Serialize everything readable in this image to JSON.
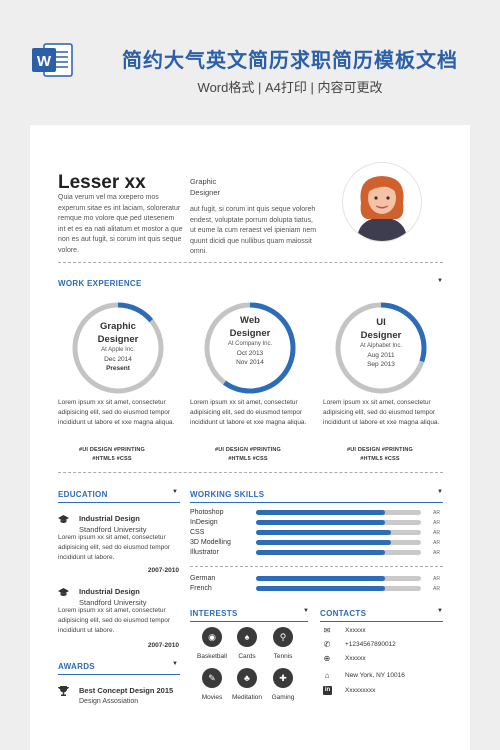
{
  "header": {
    "title": "简约大气英文简历求职简历模板文档",
    "subtitle": "Word格式 | A4打印 | 内容可更改"
  },
  "profile": {
    "name": "Lesser xx",
    "intro": "Quia verum vel ma xxepero mos experum sitae es int laciam, soloreratur remque mo volore que ped utesenem int et es ea nati alitatum et mostor a que non es aut fugit, si corum int quis seque volore.",
    "role_line1": "Graphic",
    "role_line2": "Designer",
    "intro2": "aut fugit, si corum int quis seque voloreh endest, voluptate porrum dolupta tiatus, ut eume la cum reraest vel ipieniam nem quunt dicidi que nullibus quam maiossit omni."
  },
  "work": {
    "title": "WORK EXPERIENCE",
    "items": [
      {
        "title1": "Graphic",
        "title2": "Designer",
        "company": "At Apple Inc.",
        "date1": "Dec 2014",
        "date2": "Present",
        "progress": 0.14,
        "text": "Lorem ipsum xx sit amet, consectetur adipisicing elit, sed do eiusmod tempor incididunt ut labore et xxe magna aliqua.",
        "tags1": "#UI DESIGN   #PRINTING",
        "tags2": "#HTML5   #CSS"
      },
      {
        "title1": "Web",
        "title2": "Designer",
        "company": "At Company Inc.",
        "date1": "Oct 2013",
        "date2": "Nov 2014",
        "progress": 0.6,
        "text": "Lorem ipsum xx sit amet, consectetur adipisicing elit, sed do eiusmod tempor incididunt ut labore et xxe magna aliqua.",
        "tags1": "#UI DESIGN   #PRINTING",
        "tags2": "#HTML5   #CSS"
      },
      {
        "title1": "UI",
        "title2": "Designer",
        "company": "At Alphabet Inc.",
        "date1": "Aug 2011",
        "date2": "Sep 2013",
        "progress": 0.3,
        "text": "Lorem ipsum xx sit amet, consectetur adipisicing elit, sed do eiusmod tempor incididunt ut labore et xxe magna aliqua.",
        "tags1": "#UI DESIGN   #PRINTING",
        "tags2": "#HTML5   #CSS"
      }
    ]
  },
  "education": {
    "title": "EDUCATION",
    "items": [
      {
        "heading": "Industrial Design",
        "school": "Standford University",
        "text": "Lorem ipsum xx sit amet, consectetur adipisicing elit, sed do eiusmod tempor incididunt ut labore.",
        "years": "2007-2010"
      },
      {
        "heading": "Industrial Design",
        "school": "Standford University",
        "text": "Lorem ipsum xx sit amet, consectetur adipisicing elit, sed do eiusmod tempor incididunt ut labore.",
        "years": "2007-2010"
      }
    ]
  },
  "skills": {
    "title": "WORKING SKILLS",
    "items": [
      {
        "name": "Photoshop",
        "level": 0.78,
        "end": "AR"
      },
      {
        "name": "InDesign",
        "level": 0.78,
        "end": "AR"
      },
      {
        "name": "CSS",
        "level": 0.82,
        "end": "AR"
      },
      {
        "name": "3D Modelling",
        "level": 0.82,
        "end": "AR"
      },
      {
        "name": "Illustrator",
        "level": 0.78,
        "end": "AR"
      }
    ],
    "languages": [
      {
        "name": "German",
        "level": 0.78,
        "end": "AR"
      },
      {
        "name": "French",
        "level": 0.78,
        "end": "AR"
      }
    ]
  },
  "interests": {
    "title": "INTERESTS",
    "items": [
      {
        "label": "Basketball",
        "icon": "basketball-icon"
      },
      {
        "label": "Cards",
        "icon": "cards-icon"
      },
      {
        "label": "Tennis",
        "icon": "tennis-icon"
      },
      {
        "label": "Movies",
        "icon": "movies-icon"
      },
      {
        "label": "Meditation",
        "icon": "meditation-icon"
      },
      {
        "label": "Gaming",
        "icon": "gaming-icon"
      }
    ]
  },
  "contacts": {
    "title": "CONTACTS",
    "items": [
      {
        "icon": "email-icon",
        "text": "Xxxxxx"
      },
      {
        "icon": "phone-icon",
        "text": "+1234567890012"
      },
      {
        "icon": "globe-icon",
        "text": "Xxxxxx"
      },
      {
        "icon": "home-icon",
        "text": "New York, NY 10016"
      },
      {
        "icon": "linkedin-icon",
        "text": "Xxxxxxxxx"
      }
    ]
  },
  "awards": {
    "title": "AWARDS",
    "heading": "Best Concept Design 2015",
    "sub": "Design Assosiation"
  },
  "colors": {
    "accent": "#2d6cb8",
    "ring_track": "#c4c4c4",
    "bar_track": "#c9c9c9"
  }
}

Written problem: Without the pictures, return the entries exactly as they appear.

Task solution:
Serialize everything readable in this image to JSON.
{
  "header": {
    "title": "简约大气英文简历求职简历模板文档",
    "subtitle": "Word格式 | A4打印 | 内容可更改"
  },
  "profile": {
    "name": "Lesser xx",
    "intro": "Quia verum vel ma xxepero mos experum sitae es int laciam, soloreratur remque mo volore que ped utesenem int et es ea nati alitatum et mostor a que non es aut fugit, si corum int quis seque volore.",
    "role_line1": "Graphic",
    "role_line2": "Designer",
    "intro2": "aut fugit, si corum int quis seque voloreh endest, voluptate porrum dolupta tiatus, ut eume la cum reraest vel ipieniam nem quunt dicidi que nullibus quam maiossit omni."
  },
  "work": {
    "title": "WORK EXPERIENCE",
    "items": [
      {
        "title1": "Graphic",
        "title2": "Designer",
        "company": "At Apple Inc.",
        "date1": "Dec 2014",
        "date2": "Present",
        "progress": 0.14,
        "text": "Lorem ipsum xx sit amet, consectetur adipisicing elit, sed do eiusmod tempor incididunt ut labore et xxe magna aliqua.",
        "tags1": "#UI DESIGN   #PRINTING",
        "tags2": "#HTML5   #CSS"
      },
      {
        "title1": "Web",
        "title2": "Designer",
        "company": "At Company Inc.",
        "date1": "Oct 2013",
        "date2": "Nov 2014",
        "progress": 0.6,
        "text": "Lorem ipsum xx sit amet, consectetur adipisicing elit, sed do eiusmod tempor incididunt ut labore et xxe magna aliqua.",
        "tags1": "#UI DESIGN   #PRINTING",
        "tags2": "#HTML5   #CSS"
      },
      {
        "title1": "UI",
        "title2": "Designer",
        "company": "At Alphabet Inc.",
        "date1": "Aug 2011",
        "date2": "Sep 2013",
        "progress": 0.3,
        "text": "Lorem ipsum xx sit amet, consectetur adipisicing elit, sed do eiusmod tempor incididunt ut labore et xxe magna aliqua.",
        "tags1": "#UI DESIGN   #PRINTING",
        "tags2": "#HTML5   #CSS"
      }
    ]
  },
  "education": {
    "title": "EDUCATION",
    "items": [
      {
        "heading": "Industrial Design",
        "school": "Standford University",
        "text": "Lorem ipsum xx sit amet, consectetur adipisicing elit, sed do eiusmod tempor incididunt ut labore.",
        "years": "2007-2010"
      },
      {
        "heading": "Industrial Design",
        "school": "Standford University",
        "text": "Lorem ipsum xx sit amet, consectetur adipisicing elit, sed do eiusmod tempor incididunt ut labore.",
        "years": "2007-2010"
      }
    ]
  },
  "skills": {
    "title": "WORKING SKILLS",
    "items": [
      {
        "name": "Photoshop",
        "level": 0.78,
        "end": "AR"
      },
      {
        "name": "InDesign",
        "level": 0.78,
        "end": "AR"
      },
      {
        "name": "CSS",
        "level": 0.82,
        "end": "AR"
      },
      {
        "name": "3D Modelling",
        "level": 0.82,
        "end": "AR"
      },
      {
        "name": "Illustrator",
        "level": 0.78,
        "end": "AR"
      }
    ],
    "languages": [
      {
        "name": "German",
        "level": 0.78,
        "end": "AR"
      },
      {
        "name": "French",
        "level": 0.78,
        "end": "AR"
      }
    ]
  },
  "interests": {
    "title": "INTERESTS",
    "items": [
      {
        "label": "Basketball",
        "icon": "basketball-icon"
      },
      {
        "label": "Cards",
        "icon": "cards-icon"
      },
      {
        "label": "Tennis",
        "icon": "tennis-icon"
      },
      {
        "label": "Movies",
        "icon": "movies-icon"
      },
      {
        "label": "Meditation",
        "icon": "meditation-icon"
      },
      {
        "label": "Gaming",
        "icon": "gaming-icon"
      }
    ]
  },
  "contacts": {
    "title": "CONTACTS",
    "items": [
      {
        "icon": "email-icon",
        "text": "Xxxxxx"
      },
      {
        "icon": "phone-icon",
        "text": "+1234567890012"
      },
      {
        "icon": "globe-icon",
        "text": "Xxxxxx"
      },
      {
        "icon": "home-icon",
        "text": "New York, NY 10016"
      },
      {
        "icon": "linkedin-icon",
        "text": "Xxxxxxxxx"
      }
    ]
  },
  "awards": {
    "title": "AWARDS",
    "heading": "Best Concept Design 2015",
    "sub": "Design Assosiation"
  },
  "colors": {
    "accent": "#2d6cb8",
    "ring_track": "#c4c4c4",
    "bar_track": "#c9c9c9"
  }
}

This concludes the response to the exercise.